**Records for the exercise:**
-- start --

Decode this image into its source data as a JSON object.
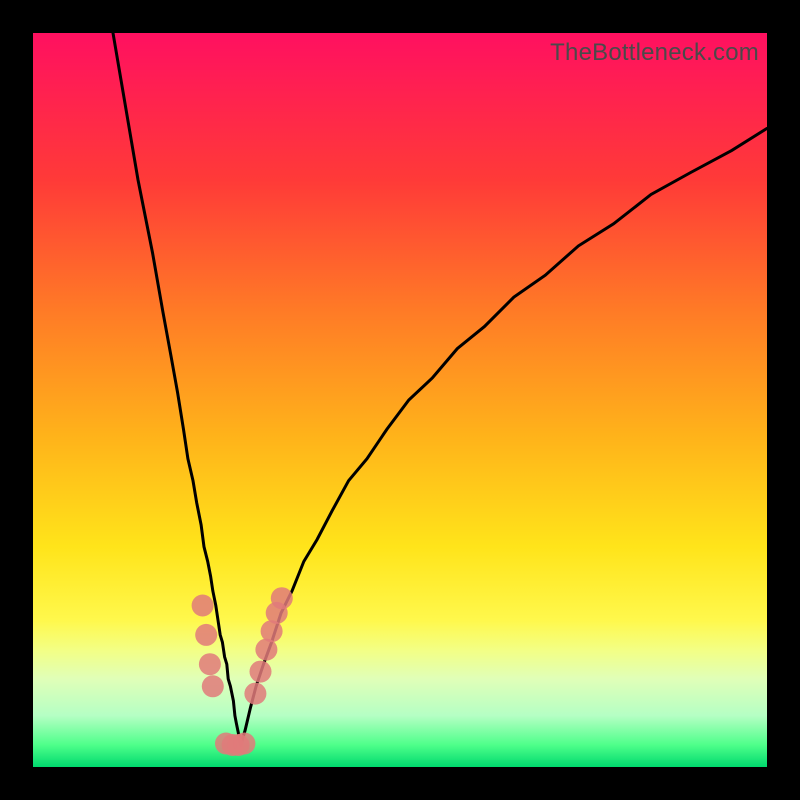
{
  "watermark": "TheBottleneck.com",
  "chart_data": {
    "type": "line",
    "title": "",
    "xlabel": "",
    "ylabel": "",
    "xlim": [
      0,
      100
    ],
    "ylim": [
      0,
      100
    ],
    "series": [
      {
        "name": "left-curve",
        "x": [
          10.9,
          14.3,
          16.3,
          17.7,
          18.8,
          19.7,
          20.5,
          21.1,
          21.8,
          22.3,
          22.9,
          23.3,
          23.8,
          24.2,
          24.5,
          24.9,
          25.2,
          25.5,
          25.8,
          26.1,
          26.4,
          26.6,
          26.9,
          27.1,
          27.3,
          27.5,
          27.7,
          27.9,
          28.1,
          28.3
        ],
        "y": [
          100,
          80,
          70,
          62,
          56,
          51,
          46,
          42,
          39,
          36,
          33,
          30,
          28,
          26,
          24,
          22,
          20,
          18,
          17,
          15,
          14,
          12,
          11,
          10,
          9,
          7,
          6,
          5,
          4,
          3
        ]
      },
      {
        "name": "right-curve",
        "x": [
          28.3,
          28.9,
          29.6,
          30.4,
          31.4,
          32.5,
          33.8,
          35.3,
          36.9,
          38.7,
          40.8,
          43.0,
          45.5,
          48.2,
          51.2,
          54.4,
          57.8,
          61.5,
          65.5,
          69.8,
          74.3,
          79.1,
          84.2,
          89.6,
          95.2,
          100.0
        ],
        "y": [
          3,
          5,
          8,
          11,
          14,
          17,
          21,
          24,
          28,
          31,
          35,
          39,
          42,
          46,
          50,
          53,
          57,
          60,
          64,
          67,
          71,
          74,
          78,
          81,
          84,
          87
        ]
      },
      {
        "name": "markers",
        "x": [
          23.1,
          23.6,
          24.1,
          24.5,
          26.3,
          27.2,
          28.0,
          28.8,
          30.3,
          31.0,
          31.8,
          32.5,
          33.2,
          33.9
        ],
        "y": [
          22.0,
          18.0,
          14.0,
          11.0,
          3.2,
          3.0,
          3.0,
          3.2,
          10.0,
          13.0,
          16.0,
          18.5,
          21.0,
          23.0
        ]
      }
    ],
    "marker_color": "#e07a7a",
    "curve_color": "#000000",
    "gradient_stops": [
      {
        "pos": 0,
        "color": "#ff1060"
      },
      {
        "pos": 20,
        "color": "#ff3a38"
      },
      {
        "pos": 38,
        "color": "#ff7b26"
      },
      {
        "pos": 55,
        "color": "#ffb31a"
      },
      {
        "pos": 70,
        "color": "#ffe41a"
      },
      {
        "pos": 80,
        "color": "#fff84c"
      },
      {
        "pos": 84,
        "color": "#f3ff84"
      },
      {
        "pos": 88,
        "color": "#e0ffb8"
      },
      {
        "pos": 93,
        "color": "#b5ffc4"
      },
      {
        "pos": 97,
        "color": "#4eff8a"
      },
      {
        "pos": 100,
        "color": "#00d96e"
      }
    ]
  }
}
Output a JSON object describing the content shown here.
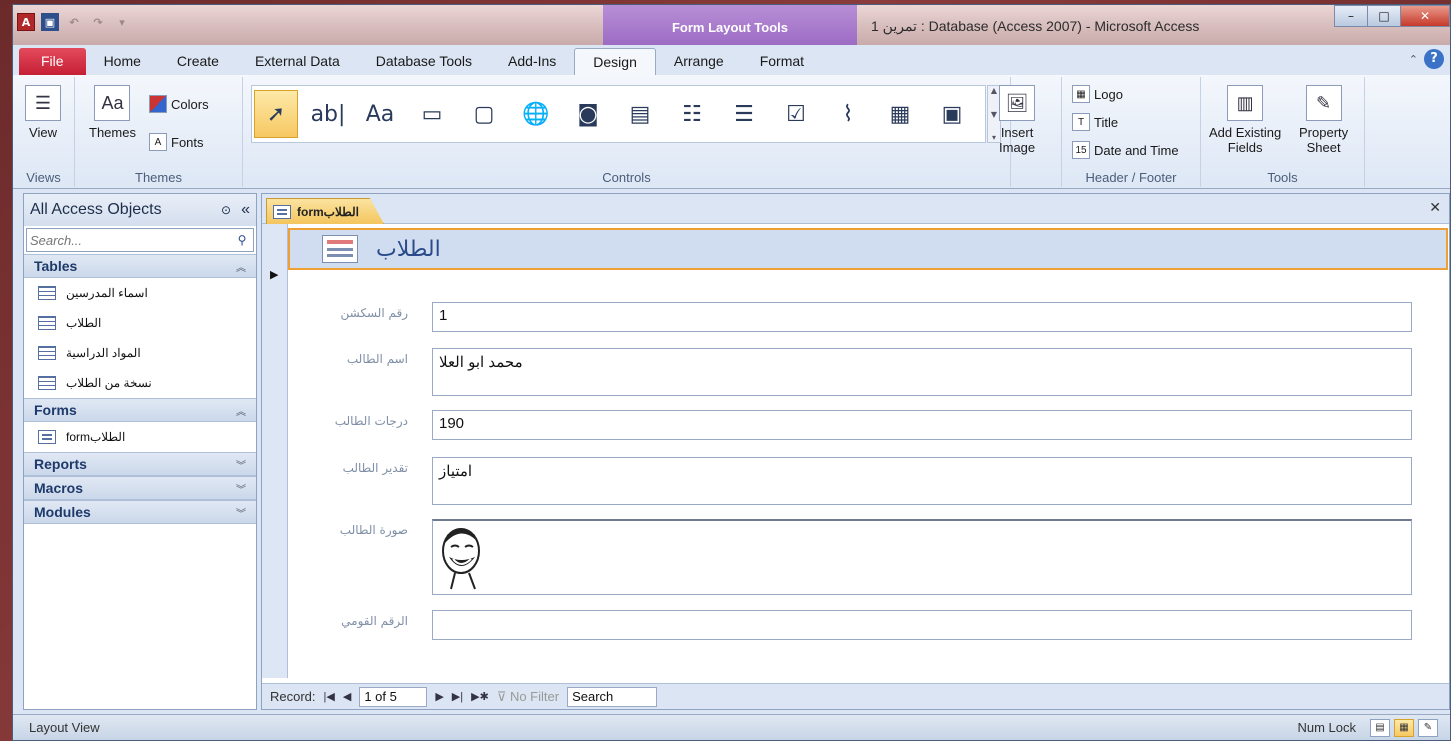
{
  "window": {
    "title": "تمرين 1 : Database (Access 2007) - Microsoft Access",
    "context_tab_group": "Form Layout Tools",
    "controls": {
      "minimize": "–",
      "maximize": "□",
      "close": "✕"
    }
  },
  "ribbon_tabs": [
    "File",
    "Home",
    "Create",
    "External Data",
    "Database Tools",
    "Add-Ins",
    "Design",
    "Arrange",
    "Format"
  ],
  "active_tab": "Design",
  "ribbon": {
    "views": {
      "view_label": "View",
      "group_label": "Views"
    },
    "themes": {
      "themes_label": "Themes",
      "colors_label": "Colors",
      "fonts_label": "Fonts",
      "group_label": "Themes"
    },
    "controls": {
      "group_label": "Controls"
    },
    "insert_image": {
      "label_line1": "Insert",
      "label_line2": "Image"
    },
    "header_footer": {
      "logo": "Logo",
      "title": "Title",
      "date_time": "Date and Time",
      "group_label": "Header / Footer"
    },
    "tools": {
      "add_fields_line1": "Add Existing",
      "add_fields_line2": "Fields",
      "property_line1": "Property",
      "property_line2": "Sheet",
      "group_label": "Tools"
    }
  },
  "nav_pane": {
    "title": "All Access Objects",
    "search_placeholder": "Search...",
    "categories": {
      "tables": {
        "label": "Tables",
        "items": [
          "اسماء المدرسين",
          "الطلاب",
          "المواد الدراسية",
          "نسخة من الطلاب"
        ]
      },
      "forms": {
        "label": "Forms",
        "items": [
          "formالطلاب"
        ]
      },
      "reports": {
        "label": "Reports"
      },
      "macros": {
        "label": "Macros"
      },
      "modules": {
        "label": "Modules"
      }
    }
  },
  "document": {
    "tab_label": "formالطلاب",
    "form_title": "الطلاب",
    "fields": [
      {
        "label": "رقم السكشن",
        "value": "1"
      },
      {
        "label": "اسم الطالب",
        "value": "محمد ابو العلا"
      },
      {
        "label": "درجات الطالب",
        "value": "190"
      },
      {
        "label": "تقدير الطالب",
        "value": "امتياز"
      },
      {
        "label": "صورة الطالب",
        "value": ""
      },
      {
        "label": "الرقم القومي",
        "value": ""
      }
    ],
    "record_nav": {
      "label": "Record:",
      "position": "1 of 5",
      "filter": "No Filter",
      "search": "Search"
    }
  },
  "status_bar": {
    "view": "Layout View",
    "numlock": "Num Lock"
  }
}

-- end --

**Problem to solve:** Write out the listing above exactly as it stands, pictures excluded.

**Written response:**
Decode this image into its source data as a JSON object.
{
  "watermark": "TheBottleneck.com",
  "chart_data": {
    "type": "line",
    "title": "",
    "xlabel": "",
    "ylabel": "",
    "xlim": [
      0,
      100
    ],
    "ylim": [
      0,
      100
    ],
    "series": [
      {
        "name": "left-curve",
        "x": [
          10.9,
          14.3,
          16.3,
          17.7,
          18.8,
          19.7,
          20.5,
          21.1,
          21.8,
          22.3,
          22.9,
          23.3,
          23.8,
          24.2,
          24.5,
          24.9,
          25.2,
          25.5,
          25.8,
          26.1,
          26.4,
          26.6,
          26.9,
          27.1,
          27.3,
          27.5,
          27.7,
          27.9,
          28.1,
          28.3
        ],
        "y": [
          100,
          80,
          70,
          62,
          56,
          51,
          46,
          42,
          39,
          36,
          33,
          30,
          28,
          26,
          24,
          22,
          20,
          18,
          17,
          15,
          14,
          12,
          11,
          10,
          9,
          7,
          6,
          5,
          4,
          3
        ]
      },
      {
        "name": "right-curve",
        "x": [
          28.3,
          28.9,
          29.6,
          30.4,
          31.4,
          32.5,
          33.8,
          35.3,
          36.9,
          38.7,
          40.8,
          43.0,
          45.5,
          48.2,
          51.2,
          54.4,
          57.8,
          61.5,
          65.5,
          69.8,
          74.3,
          79.1,
          84.2,
          89.6,
          95.2,
          100.0
        ],
        "y": [
          3,
          5,
          8,
          11,
          14,
          17,
          21,
          24,
          28,
          31,
          35,
          39,
          42,
          46,
          50,
          53,
          57,
          60,
          64,
          67,
          71,
          74,
          78,
          81,
          84,
          87
        ]
      },
      {
        "name": "markers",
        "x": [
          23.1,
          23.6,
          24.1,
          24.5,
          26.3,
          27.2,
          28.0,
          28.8,
          30.3,
          31.0,
          31.8,
          32.5,
          33.2,
          33.9
        ],
        "y": [
          22.0,
          18.0,
          14.0,
          11.0,
          3.2,
          3.0,
          3.0,
          3.2,
          10.0,
          13.0,
          16.0,
          18.5,
          21.0,
          23.0
        ]
      }
    ],
    "marker_color": "#e07a7a",
    "curve_color": "#000000",
    "gradient_stops": [
      {
        "pos": 0,
        "color": "#ff1060"
      },
      {
        "pos": 20,
        "color": "#ff3a38"
      },
      {
        "pos": 38,
        "color": "#ff7b26"
      },
      {
        "pos": 55,
        "color": "#ffb31a"
      },
      {
        "pos": 70,
        "color": "#ffe41a"
      },
      {
        "pos": 80,
        "color": "#fff84c"
      },
      {
        "pos": 84,
        "color": "#f3ff84"
      },
      {
        "pos": 88,
        "color": "#e0ffb8"
      },
      {
        "pos": 93,
        "color": "#b5ffc4"
      },
      {
        "pos": 97,
        "color": "#4eff8a"
      },
      {
        "pos": 100,
        "color": "#00d96e"
      }
    ]
  }
}
Output a JSON object describing the content shown here.
{
  "window": {
    "title": "تمرين 1 : Database (Access 2007) - Microsoft Access",
    "context_tab_group": "Form Layout Tools",
    "controls": {
      "minimize": "–",
      "maximize": "□",
      "close": "✕"
    }
  },
  "ribbon_tabs": [
    "File",
    "Home",
    "Create",
    "External Data",
    "Database Tools",
    "Add-Ins",
    "Design",
    "Arrange",
    "Format"
  ],
  "active_tab": "Design",
  "ribbon": {
    "views": {
      "view_label": "View",
      "group_label": "Views"
    },
    "themes": {
      "themes_label": "Themes",
      "colors_label": "Colors",
      "fonts_label": "Fonts",
      "group_label": "Themes"
    },
    "controls": {
      "group_label": "Controls"
    },
    "insert_image": {
      "label_line1": "Insert",
      "label_line2": "Image"
    },
    "header_footer": {
      "logo": "Logo",
      "title": "Title",
      "date_time": "Date and Time",
      "group_label": "Header / Footer"
    },
    "tools": {
      "add_fields_line1": "Add Existing",
      "add_fields_line2": "Fields",
      "property_line1": "Property",
      "property_line2": "Sheet",
      "group_label": "Tools"
    }
  },
  "nav_pane": {
    "title": "All Access Objects",
    "search_placeholder": "Search...",
    "categories": {
      "tables": {
        "label": "Tables",
        "items": [
          "اسماء المدرسين",
          "الطلاب",
          "المواد الدراسية",
          "نسخة من الطلاب"
        ]
      },
      "forms": {
        "label": "Forms",
        "items": [
          "formالطلاب"
        ]
      },
      "reports": {
        "label": "Reports"
      },
      "macros": {
        "label": "Macros"
      },
      "modules": {
        "label": "Modules"
      }
    }
  },
  "document": {
    "tab_label": "formالطلاب",
    "form_title": "الطلاب",
    "fields": [
      {
        "label": "رقم السكشن",
        "value": "1"
      },
      {
        "label": "اسم الطالب",
        "value": "محمد ابو العلا"
      },
      {
        "label": "درجات الطالب",
        "value": "190"
      },
      {
        "label": "تقدير الطالب",
        "value": "امتياز"
      },
      {
        "label": "صورة الطالب",
        "value": ""
      },
      {
        "label": "الرقم القومي",
        "value": ""
      }
    ],
    "record_nav": {
      "label": "Record:",
      "position": "1 of 5",
      "filter": "No Filter",
      "search": "Search"
    }
  },
  "status_bar": {
    "view": "Layout View",
    "numlock": "Num Lock"
  }
}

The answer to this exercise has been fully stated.